=== Set task ===
Copy the records below exactly, omitting any pictures they contain.

-- Start Raw data --

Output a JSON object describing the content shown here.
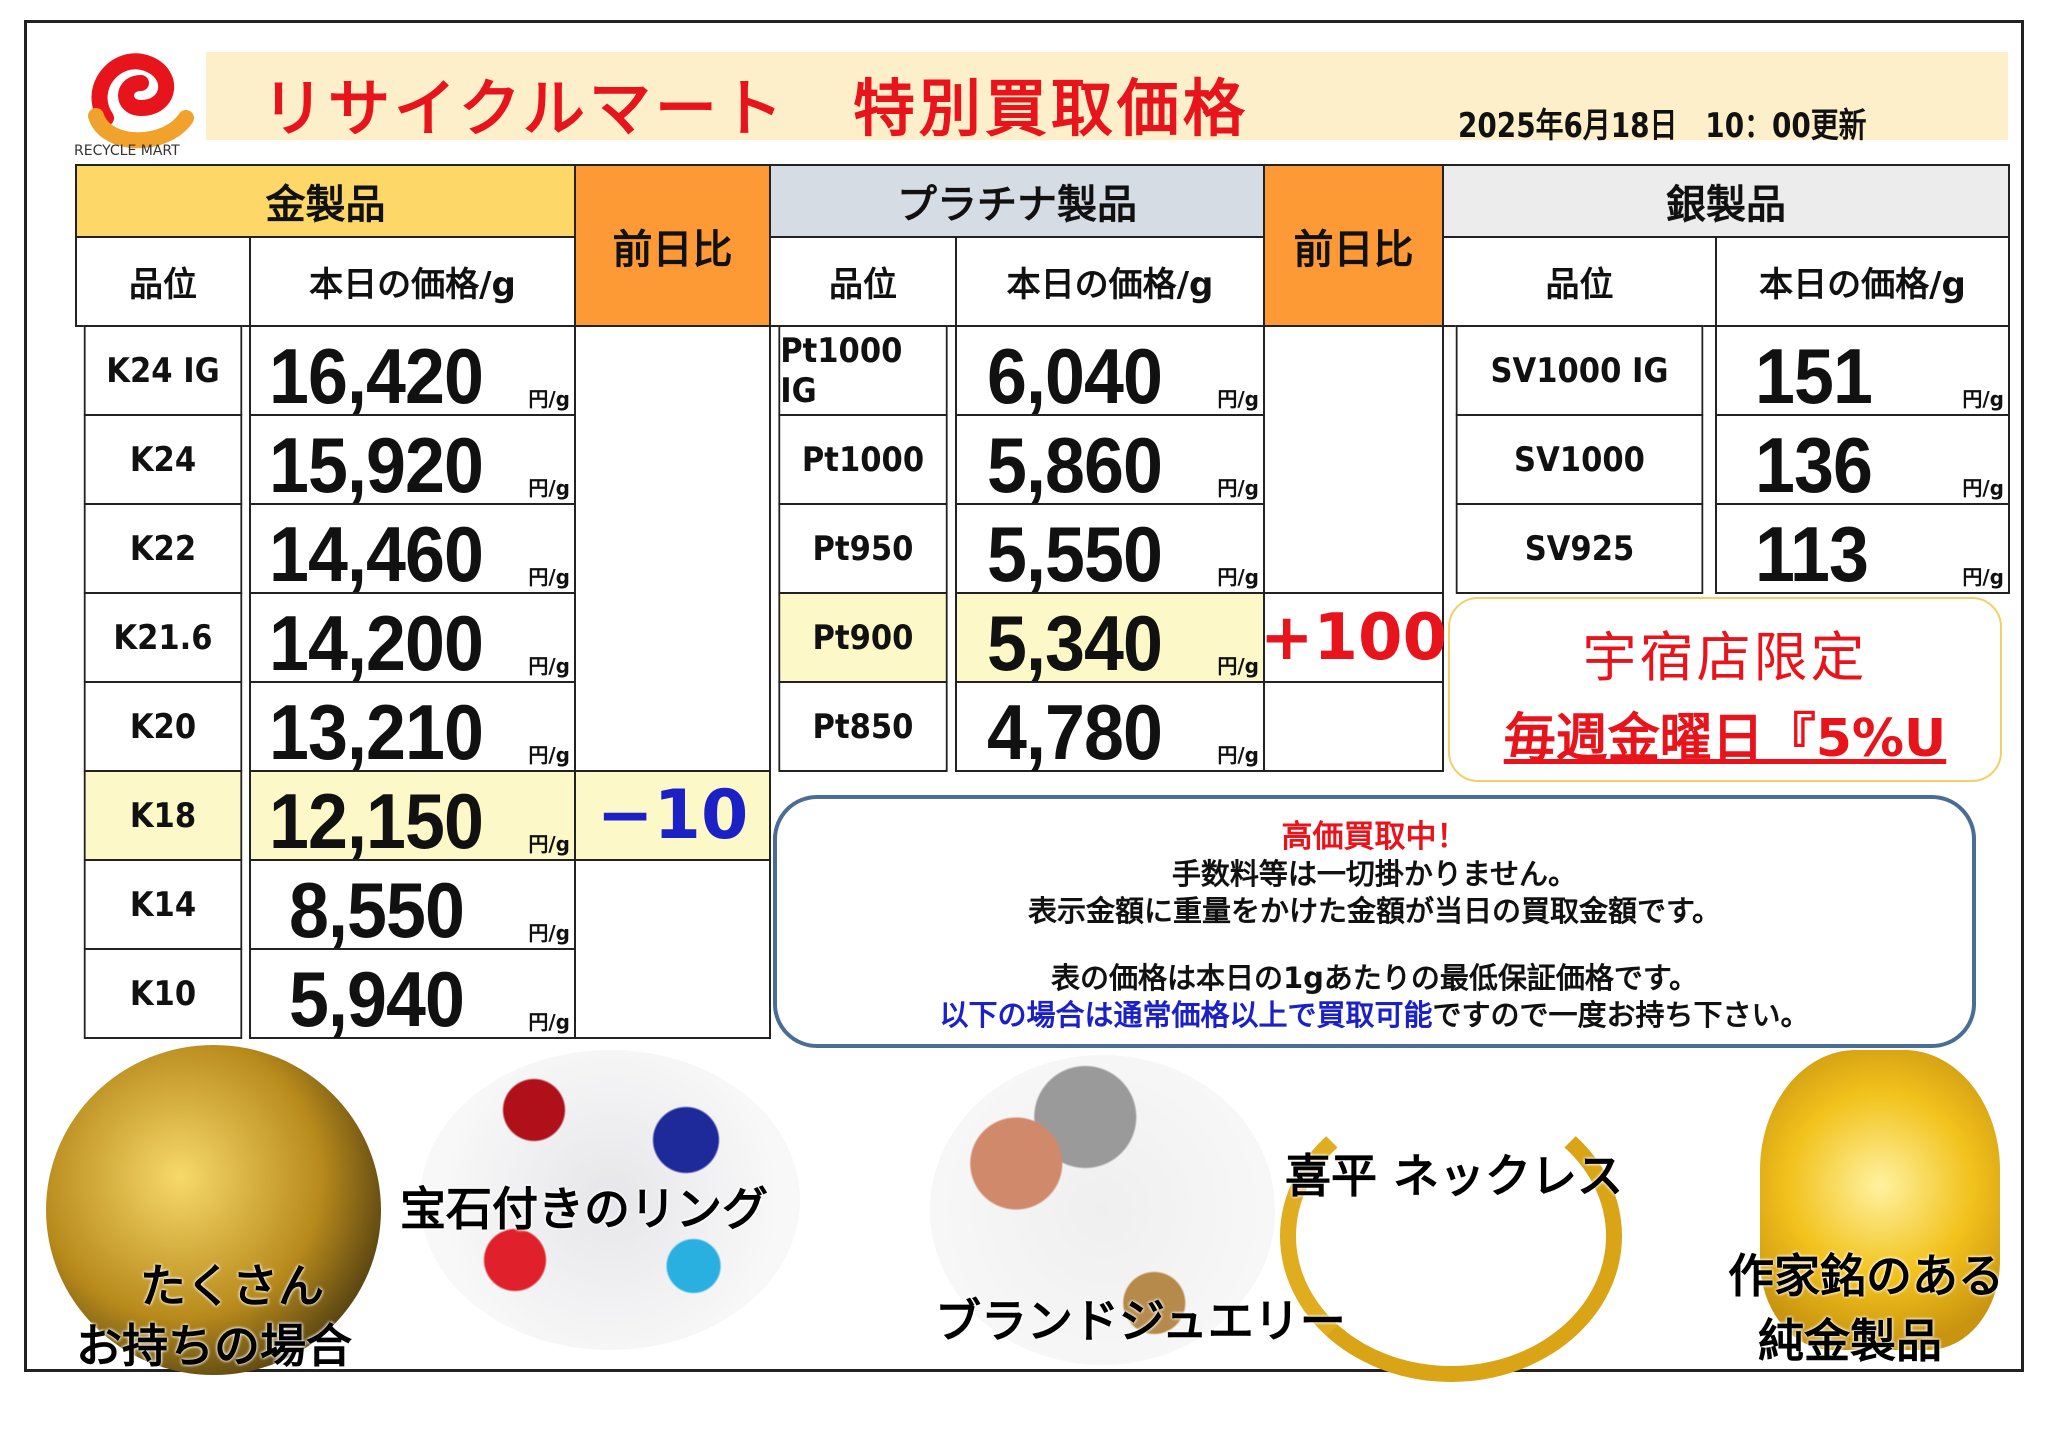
{
  "header": {
    "logo_text": "RECYCLE MART",
    "title": "リサイクルマート　特別買取価格",
    "updated": "2025年6月18日　10：00更新"
  },
  "colors": {
    "gold_header": "#fdd868",
    "diff_header": "#fd9a35",
    "platinum_header": "#d6dce4",
    "silver_header": "#ececec",
    "highlight": "#fdf8c8",
    "red": "#e8141c",
    "blue": "#1b21c4"
  },
  "gold": {
    "title": "金製品",
    "col_grade": "品位",
    "col_price": "本日の価格/g",
    "diff_label": "前日比",
    "unit": "円/g",
    "rows": [
      {
        "grade": "K24 IG",
        "price": "16,420",
        "diff": ""
      },
      {
        "grade": "K24",
        "price": "15,920",
        "diff": ""
      },
      {
        "grade": "K22",
        "price": "14,460",
        "diff": ""
      },
      {
        "grade": "K21.6",
        "price": "14,200",
        "diff": ""
      },
      {
        "grade": "K20",
        "price": "13,210",
        "diff": ""
      },
      {
        "grade": "K18",
        "price": "12,150",
        "diff": "−10",
        "highlight": true
      },
      {
        "grade": "K14",
        "price": "8,550",
        "diff": ""
      },
      {
        "grade": "K10",
        "price": "5,940",
        "diff": ""
      }
    ]
  },
  "platinum": {
    "title": "プラチナ製品",
    "col_grade": "品位",
    "col_price": "本日の価格/g",
    "diff_label": "前日比",
    "unit": "円/g",
    "rows": [
      {
        "grade": "Pt1000 IG",
        "price": "6,040",
        "diff": ""
      },
      {
        "grade": "Pt1000",
        "price": "5,860",
        "diff": ""
      },
      {
        "grade": "Pt950",
        "price": "5,550",
        "diff": ""
      },
      {
        "grade": "Pt900",
        "price": "5,340",
        "diff": "+100",
        "highlight": true
      },
      {
        "grade": "Pt850",
        "price": "4,780",
        "diff": ""
      }
    ]
  },
  "silver": {
    "title": "銀製品",
    "col_grade": "品位",
    "col_price": "本日の価格/g",
    "unit": "円/g",
    "rows": [
      {
        "grade": "SV1000 IG",
        "price": "151"
      },
      {
        "grade": "SV1000",
        "price": "136"
      },
      {
        "grade": "SV925",
        "price": "113"
      }
    ]
  },
  "promo": {
    "line1": "宇宿店限定",
    "line2": "毎週金曜日『5%U"
  },
  "info": {
    "headline": "高価買取中！",
    "line1": "手数料等は一切掛かりません。",
    "line2": "表示金額に重量をかけた金額が当日の買取金額です。",
    "line3": "表の価格は本日の1gあたりの最低保証価格です。",
    "line4_blue": "以下の場合は通常価格以上で買取可能",
    "line4_rest": "ですので一度お持ち下さい。"
  },
  "captions": {
    "many": [
      "たくさん",
      "お持ちの場合"
    ],
    "rings": "宝石付きのリング",
    "brand": "ブランドジュエリー",
    "kihei": "喜平 ネックレス",
    "artist": [
      "作家銘のある",
      "純金製品"
    ]
  }
}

-- End Raw data --

=== Written solution ===
Output a JSON object describing the content shown here.
{
  "header": {
    "logo_text": "RECYCLE MART",
    "title": "リサイクルマート　特別買取価格",
    "updated": "2025年6月18日　10：00更新"
  },
  "colors": {
    "gold_header": "#fdd868",
    "diff_header": "#fd9a35",
    "platinum_header": "#d6dce4",
    "silver_header": "#ececec",
    "highlight": "#fdf8c8",
    "red": "#e8141c",
    "blue": "#1b21c4"
  },
  "gold": {
    "title": "金製品",
    "col_grade": "品位",
    "col_price": "本日の価格/g",
    "diff_label": "前日比",
    "unit": "円/g",
    "rows": [
      {
        "grade": "K24 IG",
        "price": "16,420",
        "diff": ""
      },
      {
        "grade": "K24",
        "price": "15,920",
        "diff": ""
      },
      {
        "grade": "K22",
        "price": "14,460",
        "diff": ""
      },
      {
        "grade": "K21.6",
        "price": "14,200",
        "diff": ""
      },
      {
        "grade": "K20",
        "price": "13,210",
        "diff": ""
      },
      {
        "grade": "K18",
        "price": "12,150",
        "diff": "−10",
        "highlight": true
      },
      {
        "grade": "K14",
        "price": "8,550",
        "diff": ""
      },
      {
        "grade": "K10",
        "price": "5,940",
        "diff": ""
      }
    ]
  },
  "platinum": {
    "title": "プラチナ製品",
    "col_grade": "品位",
    "col_price": "本日の価格/g",
    "diff_label": "前日比",
    "unit": "円/g",
    "rows": [
      {
        "grade": "Pt1000 IG",
        "price": "6,040",
        "diff": ""
      },
      {
        "grade": "Pt1000",
        "price": "5,860",
        "diff": ""
      },
      {
        "grade": "Pt950",
        "price": "5,550",
        "diff": ""
      },
      {
        "grade": "Pt900",
        "price": "5,340",
        "diff": "+100",
        "highlight": true
      },
      {
        "grade": "Pt850",
        "price": "4,780",
        "diff": ""
      }
    ]
  },
  "silver": {
    "title": "銀製品",
    "col_grade": "品位",
    "col_price": "本日の価格/g",
    "unit": "円/g",
    "rows": [
      {
        "grade": "SV1000 IG",
        "price": "151"
      },
      {
        "grade": "SV1000",
        "price": "136"
      },
      {
        "grade": "SV925",
        "price": "113"
      }
    ]
  },
  "promo": {
    "line1": "宇宿店限定",
    "line2": "毎週金曜日『5%U"
  },
  "info": {
    "headline": "高価買取中！",
    "line1": "手数料等は一切掛かりません。",
    "line2": "表示金額に重量をかけた金額が当日の買取金額です。",
    "line3": "表の価格は本日の1gあたりの最低保証価格です。",
    "line4_blue": "以下の場合は通常価格以上で買取可能",
    "line4_rest": "ですので一度お持ち下さい。"
  },
  "captions": {
    "many": [
      "たくさん",
      "お持ちの場合"
    ],
    "rings": "宝石付きのリング",
    "brand": "ブランドジュエリー",
    "kihei": "喜平 ネックレス",
    "artist": [
      "作家銘のある",
      "純金製品"
    ]
  }
}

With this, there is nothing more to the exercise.